**** Data extract

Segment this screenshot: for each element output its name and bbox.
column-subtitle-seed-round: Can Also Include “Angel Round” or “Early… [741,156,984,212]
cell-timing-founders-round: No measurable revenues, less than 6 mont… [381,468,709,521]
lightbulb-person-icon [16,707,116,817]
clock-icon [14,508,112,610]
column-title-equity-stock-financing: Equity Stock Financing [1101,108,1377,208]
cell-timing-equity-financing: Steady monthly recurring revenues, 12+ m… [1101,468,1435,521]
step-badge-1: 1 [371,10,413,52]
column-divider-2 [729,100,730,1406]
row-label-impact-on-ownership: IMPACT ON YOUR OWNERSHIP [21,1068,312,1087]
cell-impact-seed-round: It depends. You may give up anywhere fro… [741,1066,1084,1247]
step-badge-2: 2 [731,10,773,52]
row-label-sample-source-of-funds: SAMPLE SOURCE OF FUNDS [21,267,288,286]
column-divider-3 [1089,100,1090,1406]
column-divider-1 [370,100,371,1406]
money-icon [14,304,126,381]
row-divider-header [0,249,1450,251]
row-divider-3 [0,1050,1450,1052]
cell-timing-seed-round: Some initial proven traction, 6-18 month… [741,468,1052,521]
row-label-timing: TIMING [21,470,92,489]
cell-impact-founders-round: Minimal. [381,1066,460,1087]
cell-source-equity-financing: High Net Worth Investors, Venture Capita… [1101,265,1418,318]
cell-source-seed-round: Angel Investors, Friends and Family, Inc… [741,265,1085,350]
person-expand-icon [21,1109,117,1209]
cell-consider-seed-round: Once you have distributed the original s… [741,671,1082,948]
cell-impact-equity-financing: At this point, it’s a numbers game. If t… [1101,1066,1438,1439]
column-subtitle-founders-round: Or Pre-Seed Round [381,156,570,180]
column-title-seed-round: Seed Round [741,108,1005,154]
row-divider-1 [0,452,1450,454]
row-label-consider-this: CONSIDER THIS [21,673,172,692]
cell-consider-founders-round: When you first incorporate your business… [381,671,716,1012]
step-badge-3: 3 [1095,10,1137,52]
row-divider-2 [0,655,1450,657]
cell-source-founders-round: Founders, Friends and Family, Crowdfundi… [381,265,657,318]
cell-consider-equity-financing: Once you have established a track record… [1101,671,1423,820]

********

• The exercise:
Swap every "column-divider" in the lines for "column-separator" and give the lines back with everything else left as it is.

• The response:
Segment this screenshot: for each element output its name and bbox.
column-subtitle-seed-round: Can Also Include “Angel Round” or “Early… [741,156,984,212]
cell-timing-founders-round: No measurable revenues, less than 6 mont… [381,468,709,521]
lightbulb-person-icon [16,707,116,817]
clock-icon [14,508,112,610]
column-title-equity-stock-financing: Equity Stock Financing [1101,108,1377,208]
cell-timing-equity-financing: Steady monthly recurring revenues, 12+ m… [1101,468,1435,521]
step-badge-1: 1 [371,10,413,52]
column-separator-2 [729,100,730,1406]
row-label-impact-on-ownership: IMPACT ON YOUR OWNERSHIP [21,1068,312,1087]
cell-impact-seed-round: It depends. You may give up anywhere fro… [741,1066,1084,1247]
step-badge-2: 2 [731,10,773,52]
row-label-sample-source-of-funds: SAMPLE SOURCE OF FUNDS [21,267,288,286]
column-separator-3 [1089,100,1090,1406]
column-separator-1 [370,100,371,1406]
money-icon [14,304,126,381]
row-divider-header [0,249,1450,251]
row-divider-3 [0,1050,1450,1052]
cell-timing-seed-round: Some initial proven traction, 6-18 month… [741,468,1052,521]
row-label-timing: TIMING [21,470,92,489]
cell-impact-founders-round: Minimal. [381,1066,460,1087]
cell-source-equity-financing: High Net Worth Investors, Venture Capita… [1101,265,1418,318]
cell-source-seed-round: Angel Investors, Friends and Family, Inc… [741,265,1085,350]
person-expand-icon [21,1109,117,1209]
cell-consider-seed-round: Once you have distributed the original s… [741,671,1082,948]
cell-impact-equity-financing: At this point, it’s a numbers game. If t… [1101,1066,1438,1439]
column-subtitle-founders-round: Or Pre-Seed Round [381,156,570,180]
column-title-seed-round: Seed Round [741,108,1005,154]
row-divider-1 [0,452,1450,454]
row-label-consider-this: CONSIDER THIS [21,673,172,692]
cell-consider-founders-round: When you first incorporate your business… [381,671,716,1012]
step-badge-3: 3 [1095,10,1137,52]
row-divider-2 [0,655,1450,657]
cell-source-founders-round: Founders, Friends and Family, Crowdfundi… [381,265,657,318]
cell-consider-equity-financing: Once you have established a track record… [1101,671,1423,820]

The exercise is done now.